In the material below, list every line carrying the string "ngâm".

- [SUPPLIED MATERIAL]
-- START --

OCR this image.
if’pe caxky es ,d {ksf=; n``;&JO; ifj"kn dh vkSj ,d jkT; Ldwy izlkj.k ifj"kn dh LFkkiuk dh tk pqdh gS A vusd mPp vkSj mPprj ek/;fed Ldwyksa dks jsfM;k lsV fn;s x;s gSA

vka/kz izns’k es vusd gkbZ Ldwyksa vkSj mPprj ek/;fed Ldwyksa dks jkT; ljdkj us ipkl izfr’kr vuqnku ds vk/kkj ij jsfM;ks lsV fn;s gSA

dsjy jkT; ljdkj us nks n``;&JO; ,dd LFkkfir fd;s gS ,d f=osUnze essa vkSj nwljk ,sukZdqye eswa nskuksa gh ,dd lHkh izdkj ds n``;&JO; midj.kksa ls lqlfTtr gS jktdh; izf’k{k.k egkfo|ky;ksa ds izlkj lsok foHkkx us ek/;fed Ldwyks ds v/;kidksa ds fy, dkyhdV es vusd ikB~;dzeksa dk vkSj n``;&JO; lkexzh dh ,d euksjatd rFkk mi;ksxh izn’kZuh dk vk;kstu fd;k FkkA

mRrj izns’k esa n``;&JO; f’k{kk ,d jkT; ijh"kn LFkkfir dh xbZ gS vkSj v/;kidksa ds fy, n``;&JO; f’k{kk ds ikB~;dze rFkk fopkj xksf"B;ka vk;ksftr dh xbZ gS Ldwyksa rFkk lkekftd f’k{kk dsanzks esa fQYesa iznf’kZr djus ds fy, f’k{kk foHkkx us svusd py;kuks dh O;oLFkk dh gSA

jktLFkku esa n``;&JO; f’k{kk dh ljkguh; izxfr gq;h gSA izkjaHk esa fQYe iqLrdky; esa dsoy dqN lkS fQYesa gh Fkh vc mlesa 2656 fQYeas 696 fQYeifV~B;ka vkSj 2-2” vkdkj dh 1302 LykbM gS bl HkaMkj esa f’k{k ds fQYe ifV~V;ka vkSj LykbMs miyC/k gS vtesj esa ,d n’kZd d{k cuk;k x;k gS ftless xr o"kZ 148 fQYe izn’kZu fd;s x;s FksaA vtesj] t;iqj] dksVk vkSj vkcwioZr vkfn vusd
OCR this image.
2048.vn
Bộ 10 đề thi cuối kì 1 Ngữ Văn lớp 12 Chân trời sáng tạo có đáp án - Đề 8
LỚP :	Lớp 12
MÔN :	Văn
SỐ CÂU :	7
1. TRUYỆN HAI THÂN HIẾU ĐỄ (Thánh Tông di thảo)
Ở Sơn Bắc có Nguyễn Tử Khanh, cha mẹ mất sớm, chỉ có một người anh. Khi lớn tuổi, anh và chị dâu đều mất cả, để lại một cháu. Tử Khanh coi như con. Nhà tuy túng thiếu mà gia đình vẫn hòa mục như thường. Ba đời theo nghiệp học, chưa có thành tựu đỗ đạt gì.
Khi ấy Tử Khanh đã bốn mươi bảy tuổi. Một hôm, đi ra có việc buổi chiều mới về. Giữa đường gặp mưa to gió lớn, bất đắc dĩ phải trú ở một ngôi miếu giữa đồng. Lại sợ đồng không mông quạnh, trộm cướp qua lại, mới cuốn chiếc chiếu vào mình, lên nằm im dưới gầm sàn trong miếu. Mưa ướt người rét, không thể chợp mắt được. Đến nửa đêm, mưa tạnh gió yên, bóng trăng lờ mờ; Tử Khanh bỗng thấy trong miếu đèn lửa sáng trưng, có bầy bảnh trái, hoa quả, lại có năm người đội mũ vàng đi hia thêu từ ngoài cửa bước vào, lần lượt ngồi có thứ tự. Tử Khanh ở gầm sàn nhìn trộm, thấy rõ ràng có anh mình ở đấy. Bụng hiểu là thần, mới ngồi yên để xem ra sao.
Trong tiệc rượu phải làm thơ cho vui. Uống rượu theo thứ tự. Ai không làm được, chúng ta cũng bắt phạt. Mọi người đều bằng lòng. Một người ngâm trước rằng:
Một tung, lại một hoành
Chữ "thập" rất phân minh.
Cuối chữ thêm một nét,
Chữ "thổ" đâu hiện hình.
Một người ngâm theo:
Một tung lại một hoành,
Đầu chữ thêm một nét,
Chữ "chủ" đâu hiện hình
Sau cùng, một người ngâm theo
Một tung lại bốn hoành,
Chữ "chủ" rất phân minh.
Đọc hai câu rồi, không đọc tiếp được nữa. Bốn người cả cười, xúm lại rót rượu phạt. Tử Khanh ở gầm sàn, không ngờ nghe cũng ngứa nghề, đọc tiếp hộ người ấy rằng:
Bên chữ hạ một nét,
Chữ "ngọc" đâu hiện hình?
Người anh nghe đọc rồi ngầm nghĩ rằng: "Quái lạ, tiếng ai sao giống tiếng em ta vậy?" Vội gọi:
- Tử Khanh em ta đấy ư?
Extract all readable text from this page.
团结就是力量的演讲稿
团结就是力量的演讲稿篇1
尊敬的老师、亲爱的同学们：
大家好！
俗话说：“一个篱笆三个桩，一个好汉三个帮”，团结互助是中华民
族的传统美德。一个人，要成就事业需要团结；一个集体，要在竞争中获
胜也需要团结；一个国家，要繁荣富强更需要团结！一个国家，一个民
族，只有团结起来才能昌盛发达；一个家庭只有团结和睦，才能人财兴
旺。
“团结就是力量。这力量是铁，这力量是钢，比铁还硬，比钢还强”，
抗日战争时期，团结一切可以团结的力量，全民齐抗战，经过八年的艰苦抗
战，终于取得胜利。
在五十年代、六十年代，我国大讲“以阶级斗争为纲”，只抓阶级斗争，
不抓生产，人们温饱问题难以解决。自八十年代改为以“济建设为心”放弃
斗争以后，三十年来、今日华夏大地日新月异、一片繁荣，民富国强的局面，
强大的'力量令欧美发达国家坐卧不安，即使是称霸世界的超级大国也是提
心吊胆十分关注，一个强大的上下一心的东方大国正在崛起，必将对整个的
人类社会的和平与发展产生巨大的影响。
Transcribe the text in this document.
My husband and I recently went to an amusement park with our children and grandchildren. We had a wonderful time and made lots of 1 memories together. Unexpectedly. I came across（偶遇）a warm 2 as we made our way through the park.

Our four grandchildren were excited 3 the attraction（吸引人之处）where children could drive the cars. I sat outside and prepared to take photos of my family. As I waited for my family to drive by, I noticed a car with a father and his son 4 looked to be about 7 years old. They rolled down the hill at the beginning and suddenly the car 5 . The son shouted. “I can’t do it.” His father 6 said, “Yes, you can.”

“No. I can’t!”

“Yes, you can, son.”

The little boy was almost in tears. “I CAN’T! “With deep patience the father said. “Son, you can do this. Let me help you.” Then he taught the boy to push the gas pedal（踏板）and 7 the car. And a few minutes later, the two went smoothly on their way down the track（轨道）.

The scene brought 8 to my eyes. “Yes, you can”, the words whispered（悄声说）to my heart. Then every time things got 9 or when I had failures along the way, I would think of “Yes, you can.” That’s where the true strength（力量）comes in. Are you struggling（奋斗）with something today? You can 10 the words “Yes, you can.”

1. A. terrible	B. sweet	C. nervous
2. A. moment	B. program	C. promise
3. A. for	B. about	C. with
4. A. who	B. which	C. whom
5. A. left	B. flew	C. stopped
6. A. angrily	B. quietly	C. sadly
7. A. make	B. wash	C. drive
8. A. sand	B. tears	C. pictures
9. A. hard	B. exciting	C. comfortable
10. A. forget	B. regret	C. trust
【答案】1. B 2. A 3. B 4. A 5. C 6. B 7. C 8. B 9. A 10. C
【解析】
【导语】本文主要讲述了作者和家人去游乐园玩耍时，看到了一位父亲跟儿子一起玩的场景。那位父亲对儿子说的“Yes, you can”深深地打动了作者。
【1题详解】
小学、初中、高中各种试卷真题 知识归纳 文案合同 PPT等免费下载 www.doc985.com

-- END --

- [RESPONSE BELOW]
Trong tiệc rượu phải làm thơ cho vui. Uống rượu theo thứ tự. Ai không làm được, chúng ta cũng bắt phạt. Mọi người đều bằng lòng. Một người ngâm trước rằng:
Một người ngâm theo:
Sau cùng, một người ngâm theo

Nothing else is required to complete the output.